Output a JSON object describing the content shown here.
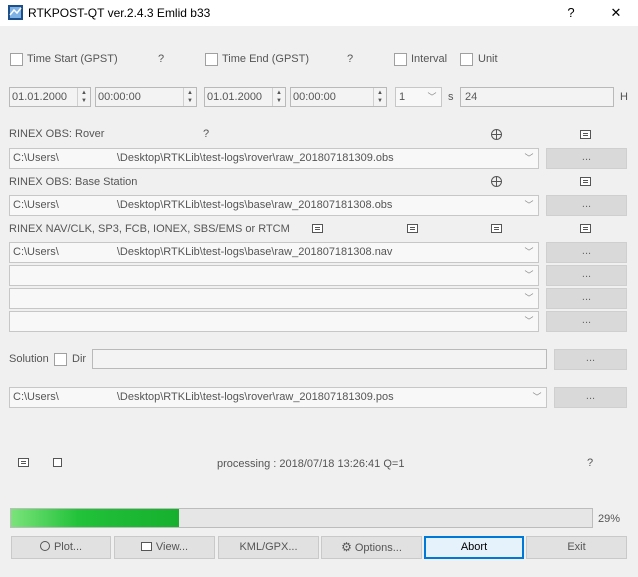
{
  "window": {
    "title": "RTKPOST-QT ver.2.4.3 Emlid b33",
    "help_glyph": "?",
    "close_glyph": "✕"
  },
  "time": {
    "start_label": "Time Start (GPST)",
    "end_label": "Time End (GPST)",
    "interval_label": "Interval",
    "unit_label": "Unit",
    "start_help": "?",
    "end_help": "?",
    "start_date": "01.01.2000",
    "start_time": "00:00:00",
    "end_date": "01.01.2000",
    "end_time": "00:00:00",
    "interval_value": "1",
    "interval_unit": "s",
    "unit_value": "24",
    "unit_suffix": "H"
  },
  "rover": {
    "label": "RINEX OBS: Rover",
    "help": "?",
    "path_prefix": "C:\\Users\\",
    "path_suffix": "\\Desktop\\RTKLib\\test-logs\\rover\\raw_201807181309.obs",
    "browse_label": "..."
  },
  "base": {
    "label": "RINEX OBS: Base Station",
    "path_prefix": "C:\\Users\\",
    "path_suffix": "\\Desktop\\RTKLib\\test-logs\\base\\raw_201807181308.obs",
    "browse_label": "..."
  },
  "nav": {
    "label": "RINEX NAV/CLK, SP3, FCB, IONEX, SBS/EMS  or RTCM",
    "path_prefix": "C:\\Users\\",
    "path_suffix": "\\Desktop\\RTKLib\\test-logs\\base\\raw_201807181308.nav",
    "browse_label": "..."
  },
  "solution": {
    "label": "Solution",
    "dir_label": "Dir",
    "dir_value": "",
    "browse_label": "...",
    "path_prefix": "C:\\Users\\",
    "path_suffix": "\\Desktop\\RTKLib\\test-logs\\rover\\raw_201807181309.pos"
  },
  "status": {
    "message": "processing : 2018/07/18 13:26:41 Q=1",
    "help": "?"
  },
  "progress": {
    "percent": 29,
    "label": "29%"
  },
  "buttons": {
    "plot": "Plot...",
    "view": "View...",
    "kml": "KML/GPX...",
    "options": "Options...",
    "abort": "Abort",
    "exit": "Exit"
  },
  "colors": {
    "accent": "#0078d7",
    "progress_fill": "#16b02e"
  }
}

Stated goal -
Output all the records, word for word, with no pictures in the copy.

Reply -
Output a JSON object describing the content shown here.
{
  "window": {
    "title": "RTKPOST-QT ver.2.4.3 Emlid b33",
    "help_glyph": "?",
    "close_glyph": "✕"
  },
  "time": {
    "start_label": "Time Start (GPST)",
    "end_label": "Time End (GPST)",
    "interval_label": "Interval",
    "unit_label": "Unit",
    "start_help": "?",
    "end_help": "?",
    "start_date": "01.01.2000",
    "start_time": "00:00:00",
    "end_date": "01.01.2000",
    "end_time": "00:00:00",
    "interval_value": "1",
    "interval_unit": "s",
    "unit_value": "24",
    "unit_suffix": "H"
  },
  "rover": {
    "label": "RINEX OBS: Rover",
    "help": "?",
    "path_prefix": "C:\\Users\\",
    "path_suffix": "\\Desktop\\RTKLib\\test-logs\\rover\\raw_201807181309.obs",
    "browse_label": "..."
  },
  "base": {
    "label": "RINEX OBS: Base Station",
    "path_prefix": "C:\\Users\\",
    "path_suffix": "\\Desktop\\RTKLib\\test-logs\\base\\raw_201807181308.obs",
    "browse_label": "..."
  },
  "nav": {
    "label": "RINEX NAV/CLK, SP3, FCB, IONEX, SBS/EMS  or RTCM",
    "path_prefix": "C:\\Users\\",
    "path_suffix": "\\Desktop\\RTKLib\\test-logs\\base\\raw_201807181308.nav",
    "browse_label": "..."
  },
  "solution": {
    "label": "Solution",
    "dir_label": "Dir",
    "dir_value": "",
    "browse_label": "...",
    "path_prefix": "C:\\Users\\",
    "path_suffix": "\\Desktop\\RTKLib\\test-logs\\rover\\raw_201807181309.pos"
  },
  "status": {
    "message": "processing : 2018/07/18 13:26:41 Q=1",
    "help": "?"
  },
  "progress": {
    "percent": 29,
    "label": "29%"
  },
  "buttons": {
    "plot": "Plot...",
    "view": "View...",
    "kml": "KML/GPX...",
    "options": "Options...",
    "abort": "Abort",
    "exit": "Exit"
  },
  "colors": {
    "accent": "#0078d7",
    "progress_fill": "#16b02e"
  }
}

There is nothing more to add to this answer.